A block of data
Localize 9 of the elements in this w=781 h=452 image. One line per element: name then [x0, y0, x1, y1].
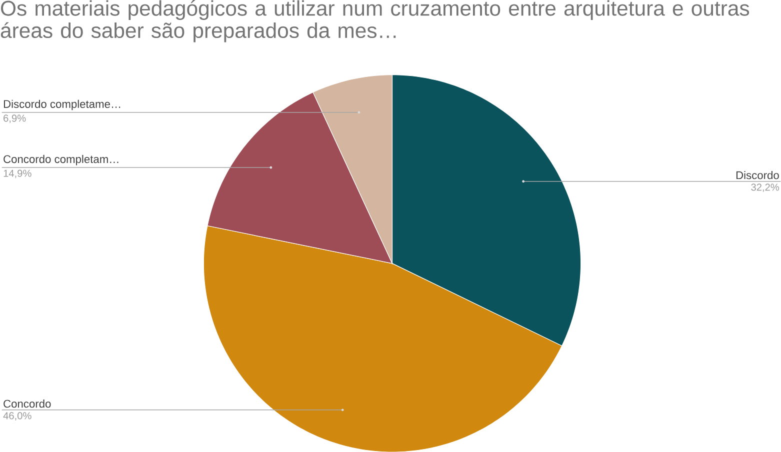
data-label: 14,9%	[4, 170, 32, 178]
slice-label: Discordo completame…	[4, 100, 120, 110]
data-label: 46,0%	[3, 412, 32, 420]
chart-title: Os materiais pedagógicos a utilizar num cruzamento entre arquitetura e outras áreas do saber são preparados da mes…	[0, 0, 750, 42]
slice-label: Discordo	[736, 170, 779, 179]
slice-label: Concordo completam…	[4, 154, 118, 166]
slice-label: Concordo	[4, 399, 51, 408]
data-label: 6,9%	[4, 114, 26, 123]
data-label: 32,2%	[751, 183, 780, 192]
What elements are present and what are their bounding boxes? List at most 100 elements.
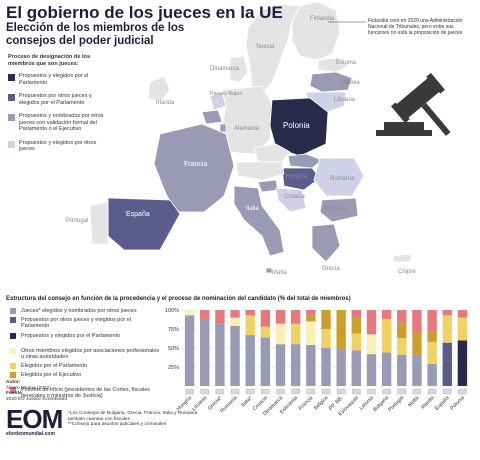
chart-legend-item: Otros miembros elegidos por asociaciones…	[10, 347, 160, 361]
map-label: Lituania	[334, 97, 356, 103]
flag-icon	[276, 388, 285, 395]
y-tick-label: 50%	[168, 346, 179, 352]
bar-segment	[306, 344, 316, 386]
flag-icon	[321, 388, 331, 395]
bar-segment	[230, 325, 240, 386]
country-bulgaria	[319, 197, 359, 223]
country-hungria	[281, 167, 321, 191]
map-label: Países Bajos	[210, 91, 242, 97]
stacked-bar-chart: 25%50%75%100%HungríaLituaniaGrecia*Ruman…	[165, 308, 470, 417]
bar-segment	[336, 310, 346, 349]
bar-segment	[427, 310, 437, 332]
flag-icon	[230, 388, 240, 395]
bar-segment	[397, 310, 407, 323]
chart-legend-swatch	[10, 386, 16, 393]
bar-segment	[442, 310, 452, 316]
map-legend-item: Propuestos por otros jueces y elegidos p…	[8, 93, 112, 106]
country-suecia	[245, 3, 301, 95]
flag-icon	[200, 388, 209, 395]
bar-segment	[366, 334, 377, 355]
map-legend-item: Propuestos y elegidos por el Parlamento	[8, 73, 112, 86]
map-legend: Proceso de designación de los miembros q…	[8, 54, 112, 160]
country-malta	[265, 267, 273, 274]
flag-icon	[246, 388, 255, 395]
chart-legend-item: Jueces* elegidos y nombrados por otros j…	[10, 308, 160, 314]
bar-segment	[215, 323, 225, 386]
map-label: Bulgaria	[324, 206, 347, 212]
flag-icon	[443, 388, 452, 395]
y-tick-label: 25%	[168, 365, 179, 371]
y-tick-label: 75%	[168, 327, 179, 333]
map-label: Estonia	[336, 60, 357, 66]
x-tick-label: Bélgica	[313, 395, 329, 411]
chart-legend-label: Otros miembros elegidos por asociaciones…	[21, 347, 160, 361]
chart-legend-swatch	[10, 363, 16, 370]
bar-segment	[290, 344, 301, 386]
country-rumania	[313, 157, 365, 197]
x-tick-label: Hungría	[176, 395, 193, 412]
x-tick-label: Malta	[407, 395, 420, 408]
map-label: Letonia	[340, 80, 360, 86]
flag-icon	[412, 388, 422, 395]
country-finlandia	[291, 1, 341, 61]
bar-segment	[200, 319, 210, 386]
map-label: Grecia	[322, 266, 340, 272]
country-belgica	[201, 109, 223, 125]
bar-segment	[427, 341, 437, 364]
country-grecia	[311, 223, 341, 263]
bar-segment	[412, 332, 422, 356]
bar-segment	[245, 335, 255, 386]
chart-legend-label: Jueces* elegidos y nombrados por otros j…	[21, 308, 137, 314]
country-dinamarca	[229, 55, 249, 83]
chart-legend-label: Elegidos por el Ejecutivo	[21, 372, 82, 379]
country-eslovenia	[257, 179, 279, 193]
country-irlanda	[147, 75, 171, 103]
bar-segment	[184, 315, 195, 386]
x-tick-label: Portugal	[387, 395, 405, 413]
country-letonia	[309, 71, 353, 93]
bar-segment	[260, 310, 271, 327]
bar-segment	[442, 315, 452, 343]
bar-segment	[397, 354, 407, 386]
bar-segment	[321, 348, 331, 386]
map-legend-item: Propuestos y nombrados por otros jueces …	[8, 113, 112, 133]
map-legend-item: Propuestos y elegidos por otros jueces	[8, 140, 112, 153]
country-polonia	[269, 97, 329, 157]
chart-legend-swatch	[10, 332, 16, 339]
flag-icon	[352, 388, 361, 395]
bar-segment	[427, 331, 437, 342]
bar-segment	[351, 316, 362, 334]
bar-segment	[397, 322, 407, 339]
chart-legend-swatch	[10, 347, 16, 354]
bar-segment	[321, 310, 331, 329]
chart-legend-swatch	[10, 308, 16, 314]
country-eslovaquia	[287, 153, 323, 169]
x-tick-label: Polonia	[449, 395, 466, 412]
map-label: Malta	[272, 270, 287, 276]
map-label: Portugal	[66, 218, 88, 224]
chart-legend-item: Elegidos por el Ejecutivo	[10, 372, 160, 379]
page-subtitle: Elección de los miembros de los consejos…	[6, 22, 185, 47]
chart-legend-swatch	[10, 372, 16, 379]
eom-logo-url: elordenmundial.com	[6, 431, 55, 437]
chart-legend-label: Puestos de oficio (presidentes de las Co…	[21, 386, 151, 399]
flag-icon	[306, 388, 315, 395]
bar-segment	[351, 333, 362, 351]
country-chipre	[391, 253, 413, 263]
chart-legend-label: Propuestos por otros jueces y elegidos p…	[21, 317, 132, 330]
map-label: Chipre	[398, 269, 416, 275]
map-label: Italia	[246, 206, 259, 212]
map-label: Croacia	[284, 194, 305, 200]
bar-segment	[351, 310, 362, 317]
bar-segment	[230, 317, 240, 326]
flag-icon	[367, 388, 376, 395]
x-tick-label: Italia*	[240, 395, 253, 408]
chart-legend-item: Elegidos por el Parlamento	[10, 363, 160, 370]
bar-segment	[427, 363, 437, 386]
bar-segment	[290, 310, 301, 324]
bar-segment	[306, 310, 316, 316]
bar-segment	[457, 310, 468, 318]
map-label: Francia	[184, 161, 207, 168]
chart-legend-item: Puestos de oficio (presidentes de las Co…	[10, 386, 160, 399]
flag-icon	[397, 388, 406, 395]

● **Exercise objective**:
Reproduce every line of the records above without any change, leaving out the pictures.

● **Full solution**:
Localize 9 of the elements in this w=781 h=452 image. One line per element: name then [x0, y0, x1, y1].
data-label: 14,9%	[4, 170, 32, 178]
slice-label: Discordo completame…	[4, 100, 120, 110]
data-label: 46,0%	[3, 412, 32, 420]
chart-title: Os materiais pedagógicos a utilizar num cruzamento entre arquitetura e outras áreas do saber são preparados da mes…	[0, 0, 750, 42]
slice-label: Discordo	[736, 170, 779, 179]
slice-label: Concordo completam…	[4, 154, 118, 166]
slice-label: Concordo	[4, 399, 51, 408]
data-label: 6,9%	[4, 114, 26, 123]
data-label: 32,2%	[751, 183, 780, 192]
What elements are present and what are their bounding boxes? List at most 100 elements.
chart-legend-item: Otros miembros elegidos por asociaciones…	[10, 347, 160, 361]
map-label: Lituania	[334, 97, 356, 103]
flag-icon	[276, 388, 285, 395]
y-tick-label: 50%	[168, 346, 179, 352]
bar-segment	[306, 344, 316, 386]
flag-icon	[321, 388, 331, 395]
bar-segment	[230, 325, 240, 386]
country-bulgaria	[319, 197, 359, 223]
country-hungria	[281, 167, 321, 191]
map-label: Países Bajos	[210, 91, 242, 97]
stacked-bar-chart: 25%50%75%100%HungríaLituaniaGrecia*Ruman…	[165, 308, 470, 417]
bar-segment	[336, 310, 346, 349]
bar-segment	[427, 310, 437, 332]
flag-icon	[230, 388, 240, 395]
bar-segment	[397, 310, 407, 323]
chart-legend-swatch	[10, 386, 16, 393]
bar-segment	[442, 310, 452, 316]
map-legend-item: Propuestos por otros jueces y elegidos p…	[8, 93, 112, 106]
country-suecia	[245, 3, 301, 95]
flag-icon	[200, 388, 209, 395]
bar-segment	[366, 334, 377, 355]
map-legend-item: Propuestos y elegidos por el Parlamento	[8, 73, 112, 86]
map-legend: Proceso de designación de los miembros q…	[8, 54, 112, 160]
country-malta	[265, 267, 273, 274]
flag-icon	[246, 388, 255, 395]
chart-legend-item: Jueces* elegidos y nombrados por otros j…	[10, 308, 160, 314]
bar-segment	[215, 323, 225, 386]
map-label: Bulgaria	[324, 206, 347, 212]
flag-icon	[443, 388, 452, 395]
y-tick-label: 25%	[168, 365, 179, 371]
y-tick-label: 75%	[168, 327, 179, 333]
map-label: Estonia	[336, 60, 357, 66]
x-tick-label: Bélgica	[313, 395, 329, 411]
chart-legend-label: Otros miembros elegidos por asociaciones…	[21, 347, 160, 361]
chart-legend-swatch	[10, 363, 16, 370]
bar-segment	[290, 344, 301, 386]
country-rumania	[313, 157, 365, 197]
x-tick-label: Hungría	[176, 395, 193, 412]
x-tick-label: Malta	[407, 395, 420, 408]
map-label: Letonia	[340, 80, 360, 86]
flag-icon	[412, 388, 422, 395]
country-finlandia	[291, 1, 341, 61]
bar-segment	[200, 319, 210, 386]
map-label: Grecia	[322, 266, 340, 272]
country-belgica	[201, 109, 223, 125]
bar-segment	[427, 341, 437, 364]
country-grecia	[311, 223, 341, 263]
bar-segment	[412, 332, 422, 356]
bar-segment	[245, 335, 255, 386]
chart-legend-label: Jueces* elegidos y nombrados por otros j…	[21, 308, 137, 314]
country-dinamarca	[229, 55, 249, 83]
chart-legend-label: Elegidos por el Ejecutivo	[21, 372, 82, 379]
country-eslovenia	[257, 179, 279, 193]
country-irlanda	[147, 75, 171, 103]
bar-segment	[184, 315, 195, 386]
x-tick-label: Portugal	[387, 395, 405, 413]
country-letonia	[309, 71, 353, 93]
bar-segment	[260, 310, 271, 327]
bar-segment	[442, 315, 452, 343]
bar-segment	[397, 354, 407, 386]
bar-segment	[321, 348, 331, 386]
map-legend-item: Propuestos y nombrados por otros jueces …	[8, 113, 112, 133]
map-legend-item: Propuestos y elegidos por otros jueces	[8, 140, 112, 153]
country-polonia	[269, 97, 329, 157]
chart-legend-swatch	[10, 332, 16, 339]
flag-icon	[352, 388, 361, 395]
bar-segment	[427, 331, 437, 342]
bar-segment	[351, 316, 362, 334]
bar-segment	[397, 322, 407, 339]
chart-legend-swatch	[10, 347, 16, 354]
bar-segment	[321, 310, 331, 329]
chart-legend-swatch	[10, 308, 16, 314]
country-eslovaquia	[287, 153, 323, 169]
x-tick-label: Polonia	[449, 395, 466, 412]
map-label: Malta	[272, 270, 287, 276]
map-label: Portugal	[66, 218, 88, 224]
chart-legend-item: Elegidos por el Ejecutivo	[10, 372, 160, 379]
page-subtitle: Elección de los miembros de los consejos…	[6, 22, 185, 47]
chart-legend-swatch	[10, 372, 16, 379]
eom-logo-url: elordenmundial.com	[6, 431, 55, 437]
chart-legend-label: Puestos de oficio (presidentes de las Co…	[21, 386, 151, 399]
flag-icon	[306, 388, 315, 395]
bar-segment	[351, 333, 362, 351]
country-chipre	[391, 253, 413, 263]
chart-legend-label: Propuestos por otros jueces y elegidos p…	[21, 317, 132, 330]
map-label: Chipre	[398, 269, 416, 275]
map-label: Italia	[246, 206, 259, 212]
map-label: Croacia	[284, 194, 305, 200]
bar-segment	[351, 310, 362, 317]
bar-segment	[230, 317, 240, 326]
flag-icon	[367, 388, 376, 395]
x-tick-label: Italia*	[240, 395, 253, 408]
chart-legend-item: Elegidos por el Parlamento	[10, 363, 160, 370]
bar-segment	[427, 363, 437, 386]
bar-segment	[290, 310, 301, 324]
bar-segment	[306, 310, 316, 316]
bar-segment	[457, 310, 468, 318]
map-label: Francia	[184, 161, 207, 168]
chart-legend-item: Puestos de oficio (presidentes de las Co…	[10, 386, 160, 399]
flag-icon	[397, 388, 406, 395]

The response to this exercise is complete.